>> BEGIN
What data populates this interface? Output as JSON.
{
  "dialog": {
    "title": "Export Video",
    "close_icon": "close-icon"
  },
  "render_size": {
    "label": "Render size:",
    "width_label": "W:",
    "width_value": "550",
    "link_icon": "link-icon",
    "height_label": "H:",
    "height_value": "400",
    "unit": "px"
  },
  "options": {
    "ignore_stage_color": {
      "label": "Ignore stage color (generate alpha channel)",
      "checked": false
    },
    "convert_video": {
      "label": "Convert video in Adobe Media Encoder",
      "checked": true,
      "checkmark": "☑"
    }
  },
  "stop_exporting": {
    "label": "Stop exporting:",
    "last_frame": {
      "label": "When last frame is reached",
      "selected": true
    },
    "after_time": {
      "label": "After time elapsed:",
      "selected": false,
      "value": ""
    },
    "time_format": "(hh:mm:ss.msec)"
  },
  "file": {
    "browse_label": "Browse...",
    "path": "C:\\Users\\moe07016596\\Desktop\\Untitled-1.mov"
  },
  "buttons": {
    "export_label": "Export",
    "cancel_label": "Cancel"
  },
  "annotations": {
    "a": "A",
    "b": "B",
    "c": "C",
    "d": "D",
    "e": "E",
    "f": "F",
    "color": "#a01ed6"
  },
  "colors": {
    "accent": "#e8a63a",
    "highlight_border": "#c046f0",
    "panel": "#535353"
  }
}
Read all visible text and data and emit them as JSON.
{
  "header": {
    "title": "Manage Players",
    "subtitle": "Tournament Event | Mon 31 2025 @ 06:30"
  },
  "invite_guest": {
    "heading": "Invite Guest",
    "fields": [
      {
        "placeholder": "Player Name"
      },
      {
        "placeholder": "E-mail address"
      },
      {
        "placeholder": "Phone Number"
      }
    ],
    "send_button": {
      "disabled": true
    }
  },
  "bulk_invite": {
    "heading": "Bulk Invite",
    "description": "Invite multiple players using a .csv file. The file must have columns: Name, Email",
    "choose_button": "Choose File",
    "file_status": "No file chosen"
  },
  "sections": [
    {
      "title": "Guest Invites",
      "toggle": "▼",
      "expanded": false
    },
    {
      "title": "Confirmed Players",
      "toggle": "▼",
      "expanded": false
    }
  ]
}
>> END
■ PROBLEM DESCRIPTION
Set out every line from the material that contains the string "data".

■ OUTPUT OF THE EXERCISE
What data populates this interface? Output as JSON.
Read all visible text and data and emit them as JSON.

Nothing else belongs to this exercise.